#### Work instructions
Copy out every line of the items below verbatim, leaving out the pictures.

Stored data:

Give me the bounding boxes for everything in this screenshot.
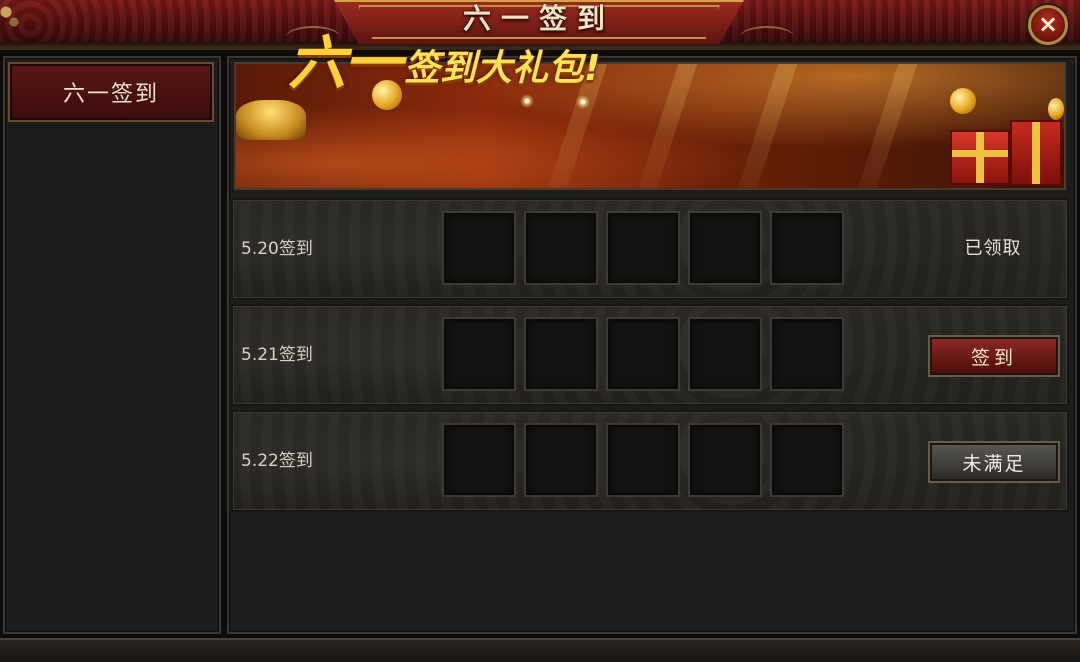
reward-slot[interactable] [606,211,680,285]
close-icon: × [1037,10,1059,38]
reward-slot[interactable] [524,317,598,391]
corner-ornament-icon [0,0,26,30]
gift-box-icon [1010,120,1062,186]
gold-coin-icon [950,88,976,114]
light-ray [628,64,702,188]
reward-slot[interactable] [442,317,516,391]
reward-slot[interactable] [770,317,844,391]
reward-slot[interactable] [688,317,762,391]
unmet-button[interactable]: 未满足 [928,441,1060,483]
gold-coin-icon [1048,98,1064,120]
sidebar-item-checkin[interactable]: 六一签到 [8,62,214,122]
reward-slot[interactable] [770,423,844,497]
gift-box-icon [950,130,1010,185]
checkin-button-label: 签到 [970,346,1017,369]
reward-slot[interactable] [606,423,680,497]
checkin-row: 5.22签到 未满足 [231,410,1069,512]
checkin-row: 5.20签到 已领取 [231,198,1069,300]
reward-slot[interactable] [442,423,516,497]
row-date-label: 5.20签到 [241,239,313,259]
checkin-button[interactable]: 签到 [928,335,1060,377]
banner-title: 六一 签到大礼包! [288,28,600,98]
row-date-label: 5.22签到 [241,451,313,471]
light-ray [728,64,802,188]
reward-slot[interactable] [688,423,762,497]
gold-ingot-icon [236,100,306,140]
light-ray [848,64,922,188]
checkin-row: 5.21签到 签到 [231,304,1069,406]
reward-slot[interactable] [524,211,598,285]
sidebar-item-label: 六一签到 [62,82,159,107]
reward-slot[interactable] [688,211,762,285]
claimed-status: 已领取 [964,238,1022,259]
close-button[interactable]: × [1028,5,1068,45]
banner-title-small: 签到大礼包! [404,48,601,89]
reward-slot[interactable] [606,317,680,391]
row-date-label: 5.21签到 [241,345,313,365]
title-ornament-right [740,26,794,48]
reward-slot[interactable] [770,211,844,285]
window-footer-frame [0,638,1080,662]
unmet-button-label: 未满足 [962,452,1026,475]
reward-slot[interactable] [524,423,598,497]
sidebar-panel [3,56,221,634]
banner-title-big: 六一 [288,29,402,97]
reward-slot[interactable] [442,211,516,285]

#### Output
Give me the bounding boxes for everything in this screenshot.
reward-slot[interactable] [606,211,680,285]
close-icon: × [1037,10,1059,38]
reward-slot[interactable] [524,317,598,391]
corner-ornament-icon [0,0,26,30]
gift-box-icon [1010,120,1062,186]
gold-coin-icon [950,88,976,114]
light-ray [628,64,702,188]
reward-slot[interactable] [442,317,516,391]
reward-slot[interactable] [770,317,844,391]
reward-slot[interactable] [688,317,762,391]
unmet-button[interactable]: 未满足 [928,441,1060,483]
gold-coin-icon [1048,98,1064,120]
sidebar-item-checkin[interactable]: 六一签到 [8,62,214,122]
reward-slot[interactable] [770,423,844,497]
gift-box-icon [950,130,1010,185]
checkin-button-label: 签到 [970,346,1017,369]
reward-slot[interactable] [606,423,680,497]
checkin-row: 5.22签到 未满足 [231,410,1069,512]
checkin-row: 5.20签到 已领取 [231,198,1069,300]
reward-slot[interactable] [442,423,516,497]
row-date-label: 5.20签到 [241,239,313,259]
checkin-button[interactable]: 签到 [928,335,1060,377]
banner-title: 六一 签到大礼包! [288,28,600,98]
row-date-label: 5.22签到 [241,451,313,471]
light-ray [728,64,802,188]
reward-slot[interactable] [688,423,762,497]
gold-ingot-icon [236,100,306,140]
light-ray [848,64,922,188]
checkin-row: 5.21签到 签到 [231,304,1069,406]
reward-slot[interactable] [524,211,598,285]
sidebar-item-label: 六一签到 [62,82,159,107]
reward-slot[interactable] [688,211,762,285]
claimed-status: 已领取 [964,238,1022,259]
close-button[interactable]: × [1028,5,1068,45]
banner-title-small: 签到大礼包! [404,48,601,89]
reward-slot[interactable] [606,317,680,391]
row-date-label: 5.21签到 [241,345,313,365]
title-ornament-right [740,26,794,48]
reward-slot[interactable] [770,211,844,285]
window-footer-frame [0,638,1080,662]
unmet-button-label: 未满足 [962,452,1026,475]
reward-slot[interactable] [524,423,598,497]
sidebar-panel [3,56,221,634]
banner-title-big: 六一 [288,29,402,97]
reward-slot[interactable] [442,211,516,285]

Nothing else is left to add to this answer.